- 課題の要件:
- a) 西部技研と種子島宇宙センターについての出典文書によると、西部技研の本社はどこにありますか。
- b) 西部技研と種子島宇宙センターについての出典文書を、最後の文の後から書き継いでください。

- 出典文書:
CONNECT│episode 2 種子島に近い福岡が
西部技研の基幹。
想定外のアクシデントにも
迅速に対応。

田嶋氏
確か2022年でしたか、試験中に圧力の関係で発熱が上がり過ぎて、温湿度が要求未達になった時がありました。原因はこちらの圧力で『ドライセーブ』に非はなかったのですが、次の打ち上げ予定日が迫る中、すぐに技術者の方が種子島に来て除湿面を調整してくださり、非常に助かりました。本社が福岡で、メンテナンスしやすい場所に部署があるのも私たちにとって心強い要素です。
大場
西部技研はサービス拠点が全国にあり、関係企業との協力体制も構築しています。種子島宇宙センターは弊社の本社(福岡県古賀市)から比較的近く、総合的に見ていい結果につながりました。そう思うと感慨深いですね。

- 資料:

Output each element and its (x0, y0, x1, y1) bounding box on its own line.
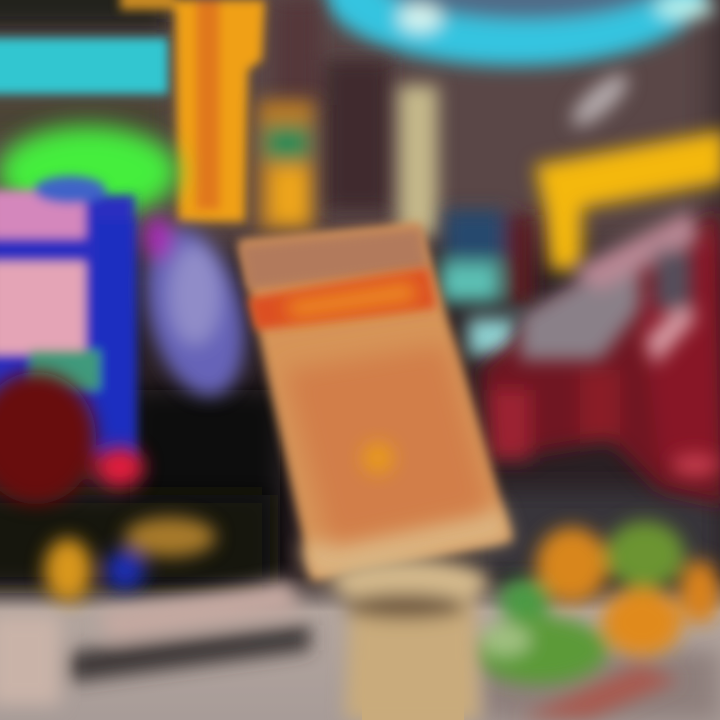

- 課題ごとの結果:
- a) 福岡県古賀市です。

- b)
田嶋氏
『ドライセーブ』は他の部署にも紹介しましたし、実際に引き合いもありましたよね。今後も依頼は増えると思います。技術的に多くの企業に参入いただくことは、宇宙業界の悲願。新しいメーカーさんの参入で価格競争が生まれ、技術力も上がっていく、私たちにとってもありがたい話ですし、海外に追いつく力になります。日本の打ち上げは成功率が高い反面、回数的にはまだまだ多いとは言えません。多数打っていくのであれば、技術を展開して共有し、コストを下げないと。衛星ユーザーさんに選んでいただくためにも重要な課題です。

FUTURE│episode 1 10年に1度の大プロジェクト
の経験を未来へ。
得たものは記録し、
次世代につなぐ。

田嶋氏
造るものが特殊だからこそ、日頃から色々なメーカーさんと話すべきだと感じています。今後、衛星の温湿度条件は緩和していくのか、より厳しくなるのか──10年後、20年後を見据えてメーカーさんと話すことが私たちの使命。組立棟の建設は10年とか15年に1度の大プロジェクトなので、私が得たものは文面に残し、次の世代とまたタッグを組んで作業する。そういう縁も大事にしたいんです。
大場
私自身も当時の担当から業務を引き継ぎ、前任者が残した資料や仕事に向き合う姿勢を知りました。当時の苦労や対応を理解して、今があります。異動はあっても残すべきもの、伝えるべきものがある点では同じですね。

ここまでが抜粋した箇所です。